### RECORDS PROVIDED:
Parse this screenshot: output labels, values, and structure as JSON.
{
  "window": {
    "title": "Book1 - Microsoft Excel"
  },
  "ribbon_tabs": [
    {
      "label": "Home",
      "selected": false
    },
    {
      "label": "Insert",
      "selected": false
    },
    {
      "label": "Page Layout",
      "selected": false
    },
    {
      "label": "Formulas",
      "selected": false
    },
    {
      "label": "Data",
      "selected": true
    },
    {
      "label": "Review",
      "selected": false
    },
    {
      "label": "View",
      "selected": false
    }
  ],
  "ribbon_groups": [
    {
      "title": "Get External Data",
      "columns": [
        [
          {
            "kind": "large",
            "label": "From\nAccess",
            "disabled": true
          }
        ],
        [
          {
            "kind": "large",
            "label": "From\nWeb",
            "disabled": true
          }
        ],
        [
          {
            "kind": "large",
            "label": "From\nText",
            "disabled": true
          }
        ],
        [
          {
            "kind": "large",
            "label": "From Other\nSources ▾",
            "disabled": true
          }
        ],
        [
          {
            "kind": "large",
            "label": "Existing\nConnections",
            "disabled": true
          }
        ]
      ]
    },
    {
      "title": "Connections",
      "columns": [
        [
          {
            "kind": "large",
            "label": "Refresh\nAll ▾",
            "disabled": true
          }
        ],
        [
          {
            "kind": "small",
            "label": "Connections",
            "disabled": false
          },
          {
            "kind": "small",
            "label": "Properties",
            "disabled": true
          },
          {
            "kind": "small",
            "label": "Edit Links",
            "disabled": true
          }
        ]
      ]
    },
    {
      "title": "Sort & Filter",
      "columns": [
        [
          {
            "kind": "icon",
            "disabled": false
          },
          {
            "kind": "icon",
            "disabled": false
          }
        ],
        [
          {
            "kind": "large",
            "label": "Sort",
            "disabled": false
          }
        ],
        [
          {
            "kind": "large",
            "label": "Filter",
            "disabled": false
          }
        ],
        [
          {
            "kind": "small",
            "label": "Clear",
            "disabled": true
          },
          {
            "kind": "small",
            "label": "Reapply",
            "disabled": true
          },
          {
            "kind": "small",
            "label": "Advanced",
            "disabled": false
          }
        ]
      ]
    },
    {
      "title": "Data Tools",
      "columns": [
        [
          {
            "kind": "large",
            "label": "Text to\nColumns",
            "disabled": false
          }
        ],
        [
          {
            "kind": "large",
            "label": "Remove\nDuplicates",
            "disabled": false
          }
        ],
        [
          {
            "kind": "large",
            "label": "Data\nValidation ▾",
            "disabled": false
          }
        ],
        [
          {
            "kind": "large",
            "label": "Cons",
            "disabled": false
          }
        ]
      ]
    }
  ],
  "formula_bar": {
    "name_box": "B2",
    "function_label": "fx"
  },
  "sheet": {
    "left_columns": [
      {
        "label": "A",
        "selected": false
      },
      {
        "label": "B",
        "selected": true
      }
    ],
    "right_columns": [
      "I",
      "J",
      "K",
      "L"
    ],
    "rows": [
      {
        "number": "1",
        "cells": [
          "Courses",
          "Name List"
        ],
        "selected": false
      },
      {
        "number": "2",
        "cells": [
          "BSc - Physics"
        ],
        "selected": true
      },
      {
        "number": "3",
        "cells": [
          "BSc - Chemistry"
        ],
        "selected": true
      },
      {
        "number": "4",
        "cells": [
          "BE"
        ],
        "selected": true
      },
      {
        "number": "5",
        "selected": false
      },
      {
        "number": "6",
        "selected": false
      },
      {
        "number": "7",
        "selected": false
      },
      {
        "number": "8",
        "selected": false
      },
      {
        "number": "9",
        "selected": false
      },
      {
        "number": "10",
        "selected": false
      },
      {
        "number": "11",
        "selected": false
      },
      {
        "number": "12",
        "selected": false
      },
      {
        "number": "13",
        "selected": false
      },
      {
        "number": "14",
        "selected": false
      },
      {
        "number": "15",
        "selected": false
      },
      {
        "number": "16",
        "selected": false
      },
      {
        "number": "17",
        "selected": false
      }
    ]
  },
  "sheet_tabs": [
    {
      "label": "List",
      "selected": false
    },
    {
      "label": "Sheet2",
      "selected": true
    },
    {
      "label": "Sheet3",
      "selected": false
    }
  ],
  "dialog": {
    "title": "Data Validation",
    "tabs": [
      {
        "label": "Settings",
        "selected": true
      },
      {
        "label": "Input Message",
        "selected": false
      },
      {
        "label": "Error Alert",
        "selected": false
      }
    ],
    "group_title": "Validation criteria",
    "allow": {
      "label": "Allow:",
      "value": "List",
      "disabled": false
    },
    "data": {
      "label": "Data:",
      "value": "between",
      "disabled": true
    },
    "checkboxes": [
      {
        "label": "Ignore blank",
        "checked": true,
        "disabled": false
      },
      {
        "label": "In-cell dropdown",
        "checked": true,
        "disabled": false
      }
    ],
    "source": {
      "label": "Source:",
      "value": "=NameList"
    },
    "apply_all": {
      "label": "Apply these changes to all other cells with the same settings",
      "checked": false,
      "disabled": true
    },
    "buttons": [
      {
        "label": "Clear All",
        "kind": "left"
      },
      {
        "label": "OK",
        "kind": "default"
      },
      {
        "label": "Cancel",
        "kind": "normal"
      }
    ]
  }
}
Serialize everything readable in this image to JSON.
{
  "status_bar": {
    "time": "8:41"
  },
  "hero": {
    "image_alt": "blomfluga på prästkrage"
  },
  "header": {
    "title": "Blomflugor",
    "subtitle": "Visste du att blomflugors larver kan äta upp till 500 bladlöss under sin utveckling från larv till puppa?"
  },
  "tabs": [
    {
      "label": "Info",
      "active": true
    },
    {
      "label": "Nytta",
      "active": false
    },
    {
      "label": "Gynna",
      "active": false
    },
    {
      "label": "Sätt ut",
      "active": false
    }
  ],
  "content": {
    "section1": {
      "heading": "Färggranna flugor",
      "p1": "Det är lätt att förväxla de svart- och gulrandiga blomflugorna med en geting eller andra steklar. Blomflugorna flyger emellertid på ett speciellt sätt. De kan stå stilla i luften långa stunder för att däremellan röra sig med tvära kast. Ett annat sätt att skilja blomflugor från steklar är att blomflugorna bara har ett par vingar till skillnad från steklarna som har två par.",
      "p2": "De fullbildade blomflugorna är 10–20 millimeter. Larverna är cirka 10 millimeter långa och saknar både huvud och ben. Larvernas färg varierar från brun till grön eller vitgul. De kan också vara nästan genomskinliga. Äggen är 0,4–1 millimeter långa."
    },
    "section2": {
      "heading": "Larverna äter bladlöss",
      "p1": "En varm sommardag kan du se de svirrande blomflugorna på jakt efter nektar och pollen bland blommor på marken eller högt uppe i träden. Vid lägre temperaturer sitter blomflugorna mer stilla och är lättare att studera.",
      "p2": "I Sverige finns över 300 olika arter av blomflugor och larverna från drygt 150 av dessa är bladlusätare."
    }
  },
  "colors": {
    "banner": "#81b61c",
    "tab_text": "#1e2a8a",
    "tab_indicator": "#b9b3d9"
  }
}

### WHAT IS EXPECTED:
What you return must match the data above character for character.

### EXERCISE RESULT:
Parse this screenshot: output labels, values, and structure as JSON.
{
  "window": {
    "title": "Book1 - Microsoft Excel"
  },
  "ribbon_tabs": [
    {
      "label": "Home",
      "selected": false
    },
    {
      "label": "Insert",
      "selected": false
    },
    {
      "label": "Page Layout",
      "selected": false
    },
    {
      "label": "Formulas",
      "selected": false
    },
    {
      "label": "Data",
      "selected": true
    },
    {
      "label": "Review",
      "selected": false
    },
    {
      "label": "View",
      "selected": false
    }
  ],
  "ribbon_groups": [
    {
      "title": "Get External Data",
      "columns": [
        [
          {
            "kind": "large",
            "label": "From\nAccess",
            "disabled": true
          }
        ],
        [
          {
            "kind": "large",
            "label": "From\nWeb",
            "disabled": true
          }
        ],
        [
          {
            "kind": "large",
            "label": "From\nText",
            "disabled": true
          }
        ],
        [
          {
            "kind": "large",
            "label": "From Other\nSources ▾",
            "disabled": true
          }
        ],
        [
          {
            "kind": "large",
            "label": "Existing\nConnections",
            "disabled": true
          }
        ]
      ]
    },
    {
      "title": "Connections",
      "columns": [
        [
          {
            "kind": "large",
            "label": "Refresh\nAll ▾",
            "disabled": true
          }
        ],
        [
          {
            "kind": "small",
            "label": "Connections",
            "disabled": false
          },
          {
            "kind": "small",
            "label": "Properties",
            "disabled": true
          },
          {
            "kind": "small",
            "label": "Edit Links",
            "disabled": true
          }
        ]
      ]
    },
    {
      "title": "Sort & Filter",
      "columns": [
        [
          {
            "kind": "icon",
            "disabled": false
          },
          {
            "kind": "icon",
            "disabled": false
          }
        ],
        [
          {
            "kind": "large",
            "label": "Sort",
            "disabled": false
          }
        ],
        [
          {
            "kind": "large",
            "label": "Filter",
            "disabled": false
          }
        ],
        [
          {
            "kind": "small",
            "label": "Clear",
            "disabled": true
          },
          {
            "kind": "small",
            "label": "Reapply",
            "disabled": true
          },
          {
            "kind": "small",
            "label": "Advanced",
            "disabled": false
          }
        ]
      ]
    },
    {
      "title": "Data Tools",
      "columns": [
        [
          {
            "kind": "large",
            "label": "Text to\nColumns",
            "disabled": false
          }
        ],
        [
          {
            "kind": "large",
            "label": "Remove\nDuplicates",
            "disabled": false
          }
        ],
        [
          {
            "kind": "large",
            "label": "Data\nValidation ▾",
            "disabled": false
          }
        ],
        [
          {
            "kind": "large",
            "label": "Cons",
            "disabled": false
          }
        ]
      ]
    }
  ],
  "formula_bar": {
    "name_box": "B2",
    "function_label": "fx"
  },
  "sheet": {
    "left_columns": [
      {
        "label": "A",
        "selected": false
      },
      {
        "label": "B",
        "selected": true
      }
    ],
    "right_columns": [
      "I",
      "J",
      "K",
      "L"
    ],
    "rows": [
      {
        "number": "1",
        "cells": [
          "Courses",
          "Name List"
        ],
        "selected": false
      },
      {
        "number": "2",
        "cells": [
          "BSc - Physics"
        ],
        "selected": true
      },
      {
        "number": "3",
        "cells": [
          "BSc - Chemistry"
        ],
        "selected": true
      },
      {
        "number": "4",
        "cells": [
          "BE"
        ],
        "selected": true
      },
      {
        "number": "5",
        "selected": false
      },
      {
        "number": "6",
        "selected": false
      },
      {
        "number": "7",
        "selected": false
      },
      {
        "number": "8",
        "selected": false
      },
      {
        "number": "9",
        "selected": false
      },
      {
        "number": "10",
        "selected": false
      },
      {
        "number": "11",
        "selected": false
      },
      {
        "number": "12",
        "selected": false
      },
      {
        "number": "13",
        "selected": false
      },
      {
        "number": "14",
        "selected": false
      },
      {
        "number": "15",
        "selected": false
      },
      {
        "number": "16",
        "selected": false
      },
      {
        "number": "17",
        "selected": false
      }
    ]
  },
  "sheet_tabs": [
    {
      "label": "List",
      "selected": false
    },
    {
      "label": "Sheet2",
      "selected": true
    },
    {
      "label": "Sheet3",
      "selected": false
    }
  ],
  "dialog": {
    "title": "Data Validation",
    "tabs": [
      {
        "label": "Settings",
        "selected": true
      },
      {
        "label": "Input Message",
        "selected": false
      },
      {
        "label": "Error Alert",
        "selected": false
      }
    ],
    "group_title": "Validation criteria",
    "allow": {
      "label": "Allow:",
      "value": "List",
      "disabled": false
    },
    "data": {
      "label": "Data:",
      "value": "between",
      "disabled": true
    },
    "checkboxes": [
      {
        "label": "Ignore blank",
        "checked": true,
        "disabled": false
      },
      {
        "label": "In-cell dropdown",
        "checked": true,
        "disabled": false
      }
    ],
    "source": {
      "label": "Source:",
      "value": "=NameList"
    },
    "apply_all": {
      "label": "Apply these changes to all other cells with the same settings",
      "checked": false,
      "disabled": true
    },
    "buttons": [
      {
        "label": "Clear All",
        "kind": "left"
      },
      {
        "label": "OK",
        "kind": "default"
      },
      {
        "label": "Cancel",
        "kind": "normal"
      }
    ]
  }
}
Serialize everything readable in this image to JSON.
{
  "status_bar": {
    "time": "8:41"
  },
  "hero": {
    "image_alt": "blomfluga på prästkrage"
  },
  "header": {
    "title": "Blomflugor",
    "subtitle": "Visste du att blomflugors larver kan äta upp till 500 bladlöss under sin utveckling från larv till puppa?"
  },
  "tabs": [
    {
      "label": "Info",
      "active": true
    },
    {
      "label": "Nytta",
      "active": false
    },
    {
      "label": "Gynna",
      "active": false
    },
    {
      "label": "Sätt ut",
      "active": false
    }
  ],
  "content": {
    "section1": {
      "heading": "Färggranna flugor",
      "p1": "Det är lätt att förväxla de svart- och gulrandiga blomflugorna med en geting eller andra steklar. Blomflugorna flyger emellertid på ett speciellt sätt. De kan stå stilla i luften långa stunder för att däremellan röra sig med tvära kast. Ett annat sätt att skilja blomflugor från steklar är att blomflugorna bara har ett par vingar till skillnad från steklarna som har två par.",
      "p2": "De fullbildade blomflugorna är 10–20 millimeter. Larverna är cirka 10 millimeter långa och saknar både huvud och ben. Larvernas färg varierar från brun till grön eller vitgul. De kan också vara nästan genomskinliga. Äggen är 0,4–1 millimeter långa."
    },
    "section2": {
      "heading": "Larverna äter bladlöss",
      "p1": "En varm sommardag kan du se de svirrande blomflugorna på jakt efter nektar och pollen bland blommor på marken eller högt uppe i träden. Vid lägre temperaturer sitter blomflugorna mer stilla och är lättare att studera.",
      "p2": "I Sverige finns över 300 olika arter av blomflugor och larverna från drygt 150 av dessa är bladlusätare."
    }
  },
  "colors": {
    "banner": "#81b61c",
    "tab_text": "#1e2a8a",
    "tab_indicator": "#b9b3d9"
  }
}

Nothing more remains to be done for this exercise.